■ Excerpted passage
----

Based on the calculated PDF of the change in degradation level over time ƒ(ΔY_i) and the calculated distribution of the degradation level ƒ_i(y), the CDF of the predicted failure time distribution F_i(t) is calculated with Equation (14) where y denotes degradation level, t denotes time, D denotes a pre-defined failure threshold, and T_D denotes the failure time. That is, y_t=TD=D. The distribution of degradation level ƒ_i(y) has a complex form, making it is difficult to obtain the closed-form integration of the distribution of degradation level ƒ_i(y) in Equation (14). As such, a simulation method following the Trapezoidal rule may be utilized to calculate the integration of the distribution of degradation level ƒ_i(y) in Equation (14). Based on the calculated CDF of the predicted failure time distribution F_i(t), the failure probability of the material 12 and/or object 10 at a given time may be predicted.

F_i(t)=P(T_D<t)=1−∫₀^Dƒ_i(y)dy  (14)

The PDF of the predicted failure time distribution may also be calculated (e.g., based at least partially on calculated PDF of the change in degradation level over time ƒ(ΔY_i)). An expected failure time, an expected useful lifetime, a confidence interval of failure time, and/or the useful lifetime of the material 12 and/or object 10 may be predicted based on the PDF of the predicted failure time distribution. For example, (i) the expected failure time and/or the expected useful lifetime may equated to the time value at which the distribution mean occurs (e.g., if the distribution mean is 5 years, than the expected failure time and/or the useful lifetime of the material 12 and/or object 10 may be predicted to be 5 years) and/or (ii) the confidence interval of failure time and/or the useful lifetime may equal to time values including the time value at which the distribution mean occurs (e.g., if the distribution mean is 5 years and the standard deviation is 1 year, the confidence interval of failure time and/or the useful lifetime of the material 12 and/or object 10 may be predicted to be 4-6 years).

----

■ Dataset records
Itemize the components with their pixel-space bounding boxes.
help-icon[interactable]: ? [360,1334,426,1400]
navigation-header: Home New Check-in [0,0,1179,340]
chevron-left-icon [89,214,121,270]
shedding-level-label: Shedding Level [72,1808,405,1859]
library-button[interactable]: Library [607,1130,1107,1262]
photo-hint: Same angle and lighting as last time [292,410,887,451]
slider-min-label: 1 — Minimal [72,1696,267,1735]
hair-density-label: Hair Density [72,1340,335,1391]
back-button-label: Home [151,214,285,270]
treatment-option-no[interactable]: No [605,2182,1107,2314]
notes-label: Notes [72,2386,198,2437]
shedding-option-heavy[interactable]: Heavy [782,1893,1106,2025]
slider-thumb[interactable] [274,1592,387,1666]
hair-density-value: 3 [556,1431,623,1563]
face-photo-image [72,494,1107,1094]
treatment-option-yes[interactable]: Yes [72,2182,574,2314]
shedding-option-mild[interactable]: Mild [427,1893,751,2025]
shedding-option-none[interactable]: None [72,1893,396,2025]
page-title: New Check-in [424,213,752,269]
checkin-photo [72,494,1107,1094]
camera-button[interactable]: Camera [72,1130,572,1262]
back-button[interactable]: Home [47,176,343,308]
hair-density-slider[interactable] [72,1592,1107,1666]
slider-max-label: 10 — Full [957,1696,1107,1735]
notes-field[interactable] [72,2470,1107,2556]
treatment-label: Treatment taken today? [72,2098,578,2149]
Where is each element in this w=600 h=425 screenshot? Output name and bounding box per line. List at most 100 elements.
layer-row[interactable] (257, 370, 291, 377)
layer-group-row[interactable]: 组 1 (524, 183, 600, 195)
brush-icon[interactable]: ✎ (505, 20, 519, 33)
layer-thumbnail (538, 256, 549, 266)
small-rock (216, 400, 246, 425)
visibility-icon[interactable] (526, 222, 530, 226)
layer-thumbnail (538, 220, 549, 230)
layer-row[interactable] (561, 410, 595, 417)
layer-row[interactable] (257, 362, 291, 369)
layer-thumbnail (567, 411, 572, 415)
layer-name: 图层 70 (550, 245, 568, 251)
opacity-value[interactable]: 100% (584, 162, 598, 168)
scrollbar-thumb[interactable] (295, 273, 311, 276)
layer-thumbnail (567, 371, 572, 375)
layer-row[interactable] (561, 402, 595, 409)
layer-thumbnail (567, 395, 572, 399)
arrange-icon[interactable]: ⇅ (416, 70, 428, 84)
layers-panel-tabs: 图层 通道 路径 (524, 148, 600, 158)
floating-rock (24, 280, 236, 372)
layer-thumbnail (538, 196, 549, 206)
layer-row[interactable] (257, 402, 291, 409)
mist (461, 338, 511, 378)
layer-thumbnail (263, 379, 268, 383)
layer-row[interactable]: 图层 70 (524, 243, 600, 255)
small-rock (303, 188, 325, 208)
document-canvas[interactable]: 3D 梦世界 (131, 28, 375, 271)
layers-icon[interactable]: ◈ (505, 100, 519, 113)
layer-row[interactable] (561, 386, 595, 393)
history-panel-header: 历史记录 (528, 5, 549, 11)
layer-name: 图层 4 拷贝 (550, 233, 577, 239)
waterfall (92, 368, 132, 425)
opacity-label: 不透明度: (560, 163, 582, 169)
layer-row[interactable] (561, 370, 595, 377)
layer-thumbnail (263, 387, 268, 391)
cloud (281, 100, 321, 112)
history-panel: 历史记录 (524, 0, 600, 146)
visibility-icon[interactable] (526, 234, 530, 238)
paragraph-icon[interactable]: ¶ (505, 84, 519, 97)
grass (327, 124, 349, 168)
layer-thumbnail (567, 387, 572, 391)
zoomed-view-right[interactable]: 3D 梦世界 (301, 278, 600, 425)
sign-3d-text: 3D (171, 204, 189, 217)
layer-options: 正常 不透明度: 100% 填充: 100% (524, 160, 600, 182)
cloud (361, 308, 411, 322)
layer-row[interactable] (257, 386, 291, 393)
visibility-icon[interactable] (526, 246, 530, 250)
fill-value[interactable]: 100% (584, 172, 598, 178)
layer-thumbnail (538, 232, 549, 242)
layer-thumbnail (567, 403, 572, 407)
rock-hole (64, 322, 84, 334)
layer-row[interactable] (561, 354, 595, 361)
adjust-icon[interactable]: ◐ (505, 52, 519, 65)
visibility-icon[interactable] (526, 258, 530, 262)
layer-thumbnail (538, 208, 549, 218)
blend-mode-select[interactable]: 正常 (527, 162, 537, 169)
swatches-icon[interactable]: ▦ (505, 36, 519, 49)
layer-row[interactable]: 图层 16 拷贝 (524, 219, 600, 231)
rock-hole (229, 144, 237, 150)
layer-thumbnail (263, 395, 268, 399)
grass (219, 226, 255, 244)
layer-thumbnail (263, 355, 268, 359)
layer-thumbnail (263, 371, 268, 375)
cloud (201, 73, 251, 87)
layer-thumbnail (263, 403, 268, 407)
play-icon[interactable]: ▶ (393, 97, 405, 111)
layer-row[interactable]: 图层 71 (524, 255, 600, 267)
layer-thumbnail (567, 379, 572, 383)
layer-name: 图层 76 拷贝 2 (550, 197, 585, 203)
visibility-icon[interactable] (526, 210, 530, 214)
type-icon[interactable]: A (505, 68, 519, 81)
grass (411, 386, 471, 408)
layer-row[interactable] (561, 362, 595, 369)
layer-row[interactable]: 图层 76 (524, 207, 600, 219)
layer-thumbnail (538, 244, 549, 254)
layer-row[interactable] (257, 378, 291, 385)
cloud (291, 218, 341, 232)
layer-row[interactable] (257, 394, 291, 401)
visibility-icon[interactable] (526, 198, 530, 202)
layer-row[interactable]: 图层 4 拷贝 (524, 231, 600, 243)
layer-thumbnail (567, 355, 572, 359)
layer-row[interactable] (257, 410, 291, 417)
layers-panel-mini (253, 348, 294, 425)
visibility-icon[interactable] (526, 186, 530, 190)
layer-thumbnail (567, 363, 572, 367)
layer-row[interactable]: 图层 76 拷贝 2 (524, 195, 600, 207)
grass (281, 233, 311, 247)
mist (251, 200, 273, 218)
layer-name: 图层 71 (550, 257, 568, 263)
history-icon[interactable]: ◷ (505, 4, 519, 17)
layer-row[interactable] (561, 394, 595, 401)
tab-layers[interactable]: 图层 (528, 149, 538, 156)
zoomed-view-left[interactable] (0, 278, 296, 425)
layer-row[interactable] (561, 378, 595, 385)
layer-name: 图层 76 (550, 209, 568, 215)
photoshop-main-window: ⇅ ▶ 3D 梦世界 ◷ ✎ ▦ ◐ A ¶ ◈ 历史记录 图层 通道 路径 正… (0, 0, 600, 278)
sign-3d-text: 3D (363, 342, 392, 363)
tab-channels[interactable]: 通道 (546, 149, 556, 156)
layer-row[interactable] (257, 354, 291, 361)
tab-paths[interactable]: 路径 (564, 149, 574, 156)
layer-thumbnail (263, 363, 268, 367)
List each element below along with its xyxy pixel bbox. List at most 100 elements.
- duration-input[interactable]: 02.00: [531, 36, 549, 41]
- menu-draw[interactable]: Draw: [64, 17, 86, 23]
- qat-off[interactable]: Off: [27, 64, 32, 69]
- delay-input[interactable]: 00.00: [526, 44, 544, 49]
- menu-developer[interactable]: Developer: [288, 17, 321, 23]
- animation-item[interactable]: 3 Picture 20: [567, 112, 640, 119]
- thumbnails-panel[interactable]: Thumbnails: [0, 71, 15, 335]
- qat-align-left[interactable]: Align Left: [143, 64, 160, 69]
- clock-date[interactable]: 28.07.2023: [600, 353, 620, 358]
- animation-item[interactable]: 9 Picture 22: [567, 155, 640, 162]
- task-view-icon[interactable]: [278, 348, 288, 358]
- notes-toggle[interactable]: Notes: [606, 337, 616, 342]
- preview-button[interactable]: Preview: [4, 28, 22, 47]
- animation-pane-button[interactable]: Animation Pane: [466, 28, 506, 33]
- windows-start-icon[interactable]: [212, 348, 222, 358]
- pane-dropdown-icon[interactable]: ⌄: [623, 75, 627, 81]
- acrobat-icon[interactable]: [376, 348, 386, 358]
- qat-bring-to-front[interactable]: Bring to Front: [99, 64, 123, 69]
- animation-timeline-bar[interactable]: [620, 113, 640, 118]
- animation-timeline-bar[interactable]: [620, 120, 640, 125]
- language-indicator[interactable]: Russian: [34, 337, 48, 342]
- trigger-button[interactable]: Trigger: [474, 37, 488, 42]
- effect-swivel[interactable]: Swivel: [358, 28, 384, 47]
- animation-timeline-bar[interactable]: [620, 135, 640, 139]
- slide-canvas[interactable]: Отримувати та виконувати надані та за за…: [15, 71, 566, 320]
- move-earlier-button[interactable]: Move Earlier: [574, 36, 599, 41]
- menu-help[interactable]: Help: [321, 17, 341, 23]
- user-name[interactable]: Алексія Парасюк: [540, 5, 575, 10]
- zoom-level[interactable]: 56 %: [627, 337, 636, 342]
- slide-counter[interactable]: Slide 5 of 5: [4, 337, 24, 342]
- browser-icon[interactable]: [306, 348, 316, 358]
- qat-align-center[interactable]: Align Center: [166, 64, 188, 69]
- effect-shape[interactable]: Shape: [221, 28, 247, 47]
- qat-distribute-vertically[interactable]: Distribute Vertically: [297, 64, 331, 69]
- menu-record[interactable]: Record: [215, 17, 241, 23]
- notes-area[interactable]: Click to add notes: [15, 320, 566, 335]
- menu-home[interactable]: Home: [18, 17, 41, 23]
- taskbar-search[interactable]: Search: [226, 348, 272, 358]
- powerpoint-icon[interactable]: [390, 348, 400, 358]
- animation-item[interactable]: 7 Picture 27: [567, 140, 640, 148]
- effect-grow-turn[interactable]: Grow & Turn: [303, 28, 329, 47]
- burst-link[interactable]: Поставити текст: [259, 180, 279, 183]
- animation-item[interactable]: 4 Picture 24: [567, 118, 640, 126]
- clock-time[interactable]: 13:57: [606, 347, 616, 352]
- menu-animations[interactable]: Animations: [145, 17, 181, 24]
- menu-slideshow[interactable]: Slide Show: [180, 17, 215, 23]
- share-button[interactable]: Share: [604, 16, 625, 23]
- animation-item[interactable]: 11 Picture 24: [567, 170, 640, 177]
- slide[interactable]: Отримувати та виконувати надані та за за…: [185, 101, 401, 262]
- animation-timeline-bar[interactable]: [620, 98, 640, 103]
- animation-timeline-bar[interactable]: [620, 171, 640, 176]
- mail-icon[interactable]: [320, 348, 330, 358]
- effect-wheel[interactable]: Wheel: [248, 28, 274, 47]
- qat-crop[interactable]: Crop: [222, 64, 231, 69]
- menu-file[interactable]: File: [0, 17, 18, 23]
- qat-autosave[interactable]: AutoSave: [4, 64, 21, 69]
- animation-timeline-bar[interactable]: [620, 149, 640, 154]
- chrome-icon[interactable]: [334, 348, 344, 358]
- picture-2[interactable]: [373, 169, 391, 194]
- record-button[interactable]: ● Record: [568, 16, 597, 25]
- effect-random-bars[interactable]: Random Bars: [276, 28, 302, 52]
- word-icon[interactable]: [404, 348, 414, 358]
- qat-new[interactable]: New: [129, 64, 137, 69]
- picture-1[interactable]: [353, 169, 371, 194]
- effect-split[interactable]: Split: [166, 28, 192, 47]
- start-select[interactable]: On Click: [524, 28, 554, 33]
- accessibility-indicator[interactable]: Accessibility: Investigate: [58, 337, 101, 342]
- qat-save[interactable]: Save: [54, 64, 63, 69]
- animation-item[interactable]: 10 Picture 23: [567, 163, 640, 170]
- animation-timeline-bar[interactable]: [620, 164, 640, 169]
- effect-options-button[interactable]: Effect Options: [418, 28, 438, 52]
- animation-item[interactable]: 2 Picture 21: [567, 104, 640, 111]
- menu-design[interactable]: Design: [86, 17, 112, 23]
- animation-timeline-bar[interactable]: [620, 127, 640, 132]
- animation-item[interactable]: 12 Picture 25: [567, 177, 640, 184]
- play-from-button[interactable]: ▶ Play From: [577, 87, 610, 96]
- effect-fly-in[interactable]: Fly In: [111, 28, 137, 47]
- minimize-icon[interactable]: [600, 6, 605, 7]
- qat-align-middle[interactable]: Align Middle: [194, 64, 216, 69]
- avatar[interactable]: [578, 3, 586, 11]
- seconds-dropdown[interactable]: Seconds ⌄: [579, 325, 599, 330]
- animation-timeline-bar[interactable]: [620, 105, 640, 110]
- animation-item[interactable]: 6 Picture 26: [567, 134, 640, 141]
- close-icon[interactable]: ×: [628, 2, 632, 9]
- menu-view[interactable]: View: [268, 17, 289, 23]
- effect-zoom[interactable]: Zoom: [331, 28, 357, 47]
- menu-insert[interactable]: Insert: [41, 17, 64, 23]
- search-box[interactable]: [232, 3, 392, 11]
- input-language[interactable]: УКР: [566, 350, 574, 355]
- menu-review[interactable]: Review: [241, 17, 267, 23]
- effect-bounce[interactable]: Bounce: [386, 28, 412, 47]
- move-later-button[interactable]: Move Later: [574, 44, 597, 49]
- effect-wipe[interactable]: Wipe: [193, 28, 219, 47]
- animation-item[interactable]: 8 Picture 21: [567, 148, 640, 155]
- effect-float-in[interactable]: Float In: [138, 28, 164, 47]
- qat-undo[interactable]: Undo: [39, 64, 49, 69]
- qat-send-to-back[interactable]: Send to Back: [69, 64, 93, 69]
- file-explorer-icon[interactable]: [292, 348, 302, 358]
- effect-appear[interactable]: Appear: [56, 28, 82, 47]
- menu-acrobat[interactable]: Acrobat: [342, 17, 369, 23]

----

■ To do
1. Based on the passage on failure time prediction, decide whether each statement below agrees with it. For each, answer yes or no and quote the words of the passage that decide it.
(a) A simulation method following the Trapezoidal rule may be used for the integration in Equation (14).
(b) The distribution of degradation level has a simple form.
(c) With a distribution mean of 5 years and a standard deviation of 1 year, the confidence interval may be predicted to be 3-7 years.
2. Render this sentence from the passage on failure time prediction in Spanish: "Based on the calculated CDF of the predicted failure time distribution F_i(t), the failure probability of the material 12 and/or object 10 at a given time may be predicted."
3. Extend the passage on failure time prediction, starting after its final sentence.

■ Answers for the tasks
1.
(a) Yes: "a simulation method following the Trapezoidal rule may be utilized to calculate the integration of the distribution of degradation level ƒ_i(y) in Equation (14)"
(b) No: "The distribution of degradation level ƒ_i(y) has a complex form"
(c) No: "may be predicted to be 4-6 years"

2. Con base en la CDF calculada de la distribución del tiempo de falla predicho F_i(t), puede predecirse la probabilidad de falla del material 12 y/o del objeto 10 en un momento dado.

3.
The nonlinear degradation model and the degradation-based reliability analysis method 100 disclosed herein greatly outperform multiple existing models and methods, such as the linear degradation model described in “Si, W., Q. Yang, and X. Wu, Material degradation modeling and failure prediction using microstructure images. Technometrics, 2019. 61(2): p. 246-258” and the random drift IG model described in “Ye, Z.-S. and N. Chen, The inverse Gaussian process as a degradation model. Technometrics, 2014. 56(3): p. 302-311”. The aforementioned linear degradation model can only handle degradation processes having a linear trend, which significantly reduces its real-world applicability since most degradation processes follow nonlinear trends. Conversely, the nonlinear degradation model disclosed herein is not limited in this manner and can effectively model degradation processes that have a nonlinear trend. The disclosed nonlinear degradation model also outperformed the linear degradation model and the random drift IG model in terms of model fit and accuracy. The Akaike information criterion (AIC) value is generally used to compare different models for model fitting. A lower AIC value indicates a model fits the data set better. In conducted studies, the disclosed nonlinear degradation model had a lower AIC value than both the linear degradation model and the random drift IG model, indicating that it fit the test data set better than the linear degradation model and the random drift IG model. When the PDFs of the predicted failure time distributions for the three models were calculated and compared, the disclosed nonlinear degradation model had the lowest variance and a mean (which may be considered representative of the predicted useful lifetime) that was closest to the observed lifetime of the test object. This indicates that the disclosed nonlinear degradation model was more accurate than both the linear degradation model and the random drift IG model.

Various examples/embodiments are described herein for various apparatuses, systems, and/or methods. Numerous specific details are set forth to provide a thorough understanding of the overall structure, function, manufacture, and use of the examples/embodiments as described in the specification and illustrated in the accompanying drawings. It will be understood by those skilled in the art, however, that the examples/embodiments may be practiced without such specific details. In other instances, well-known operations, components, and elements have not been described in detail so as not to obscure the examples/embodiments described in the specification. Those of ordinary skill in the art will understand that the examples/embodiments described and illustrated herein are non-limiting examples, and thus it can be appreciated that the specific structural and functional details disclosed herein may be representative and do not necessarily limit the scope of the embodiments.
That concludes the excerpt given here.